_Written instruction_. Extract everything in the listing from its first line down to the line containing "zoom-button[interactable]: Год —", including both of those lines, and copy it unchanged.

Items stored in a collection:
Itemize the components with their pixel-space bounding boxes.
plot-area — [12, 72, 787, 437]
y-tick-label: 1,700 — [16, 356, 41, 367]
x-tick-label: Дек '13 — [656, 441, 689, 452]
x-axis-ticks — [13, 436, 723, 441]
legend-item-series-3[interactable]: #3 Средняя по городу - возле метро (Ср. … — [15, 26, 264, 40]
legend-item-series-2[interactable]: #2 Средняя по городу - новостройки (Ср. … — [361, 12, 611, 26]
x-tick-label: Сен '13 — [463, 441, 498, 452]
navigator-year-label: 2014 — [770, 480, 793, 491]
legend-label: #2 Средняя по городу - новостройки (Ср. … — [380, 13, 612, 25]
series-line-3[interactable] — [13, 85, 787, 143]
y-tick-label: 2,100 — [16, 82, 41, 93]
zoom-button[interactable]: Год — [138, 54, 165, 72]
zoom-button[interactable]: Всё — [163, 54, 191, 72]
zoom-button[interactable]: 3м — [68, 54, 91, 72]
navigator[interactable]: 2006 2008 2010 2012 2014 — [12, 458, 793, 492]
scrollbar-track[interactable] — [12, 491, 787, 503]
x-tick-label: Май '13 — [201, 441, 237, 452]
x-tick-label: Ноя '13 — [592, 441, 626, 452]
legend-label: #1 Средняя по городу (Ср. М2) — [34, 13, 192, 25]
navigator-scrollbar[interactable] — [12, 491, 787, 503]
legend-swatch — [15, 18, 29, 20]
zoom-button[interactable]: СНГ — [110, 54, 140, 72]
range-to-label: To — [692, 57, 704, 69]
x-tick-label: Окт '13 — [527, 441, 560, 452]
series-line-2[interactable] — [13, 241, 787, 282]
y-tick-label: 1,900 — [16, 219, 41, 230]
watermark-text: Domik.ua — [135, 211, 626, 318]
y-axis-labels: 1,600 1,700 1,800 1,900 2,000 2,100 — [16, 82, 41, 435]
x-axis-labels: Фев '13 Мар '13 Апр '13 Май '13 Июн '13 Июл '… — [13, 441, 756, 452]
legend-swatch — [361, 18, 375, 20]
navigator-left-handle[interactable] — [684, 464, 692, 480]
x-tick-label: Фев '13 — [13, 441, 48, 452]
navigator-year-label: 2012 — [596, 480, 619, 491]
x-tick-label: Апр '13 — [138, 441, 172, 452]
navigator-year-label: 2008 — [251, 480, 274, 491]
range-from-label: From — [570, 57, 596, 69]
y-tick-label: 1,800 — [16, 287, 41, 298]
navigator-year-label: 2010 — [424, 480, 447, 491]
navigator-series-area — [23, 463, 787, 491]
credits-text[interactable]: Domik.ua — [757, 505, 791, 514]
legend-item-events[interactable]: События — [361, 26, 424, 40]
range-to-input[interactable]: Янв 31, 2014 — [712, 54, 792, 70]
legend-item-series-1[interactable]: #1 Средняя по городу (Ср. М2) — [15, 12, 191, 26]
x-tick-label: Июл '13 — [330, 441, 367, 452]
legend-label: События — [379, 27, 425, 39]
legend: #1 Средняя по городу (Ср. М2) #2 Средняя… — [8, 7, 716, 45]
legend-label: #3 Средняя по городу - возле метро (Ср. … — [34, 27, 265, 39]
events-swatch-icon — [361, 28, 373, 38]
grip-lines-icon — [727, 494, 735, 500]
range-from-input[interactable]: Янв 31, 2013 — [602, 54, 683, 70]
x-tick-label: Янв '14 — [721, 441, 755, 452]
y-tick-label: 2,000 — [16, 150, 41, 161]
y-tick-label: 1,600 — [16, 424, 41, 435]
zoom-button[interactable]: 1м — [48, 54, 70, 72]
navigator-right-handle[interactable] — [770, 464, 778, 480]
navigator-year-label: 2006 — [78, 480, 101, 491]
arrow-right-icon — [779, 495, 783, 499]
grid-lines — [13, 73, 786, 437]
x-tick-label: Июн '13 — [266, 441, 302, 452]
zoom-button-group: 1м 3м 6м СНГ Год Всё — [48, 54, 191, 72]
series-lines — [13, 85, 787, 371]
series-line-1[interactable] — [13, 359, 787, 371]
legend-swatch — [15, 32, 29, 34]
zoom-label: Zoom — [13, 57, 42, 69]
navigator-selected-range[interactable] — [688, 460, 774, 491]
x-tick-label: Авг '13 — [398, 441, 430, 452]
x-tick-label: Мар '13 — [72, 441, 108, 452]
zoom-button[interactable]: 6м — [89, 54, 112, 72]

_Final answer_.
Itemize the components with their pixel-space bounding boxes.
plot-area — [12, 72, 787, 437]
y-tick-label: 1,700 — [16, 356, 41, 367]
x-tick-label: Дек '13 — [656, 441, 689, 452]
x-axis-ticks — [13, 436, 723, 441]
legend-item-series-3[interactable]: #3 Средняя по городу - возле метро (Ср. … — [15, 26, 264, 40]
legend-item-series-2[interactable]: #2 Средняя по городу - новостройки (Ср. … — [361, 12, 611, 26]
x-tick-label: Сен '13 — [463, 441, 498, 452]
navigator-year-label: 2014 — [770, 480, 793, 491]
legend-label: #2 Средняя по городу - новостройки (Ср. … — [380, 13, 612, 25]
series-line-3[interactable] — [13, 85, 787, 143]
y-tick-label: 2,100 — [16, 82, 41, 93]
zoom-button[interactable]: Год — [138, 54, 165, 72]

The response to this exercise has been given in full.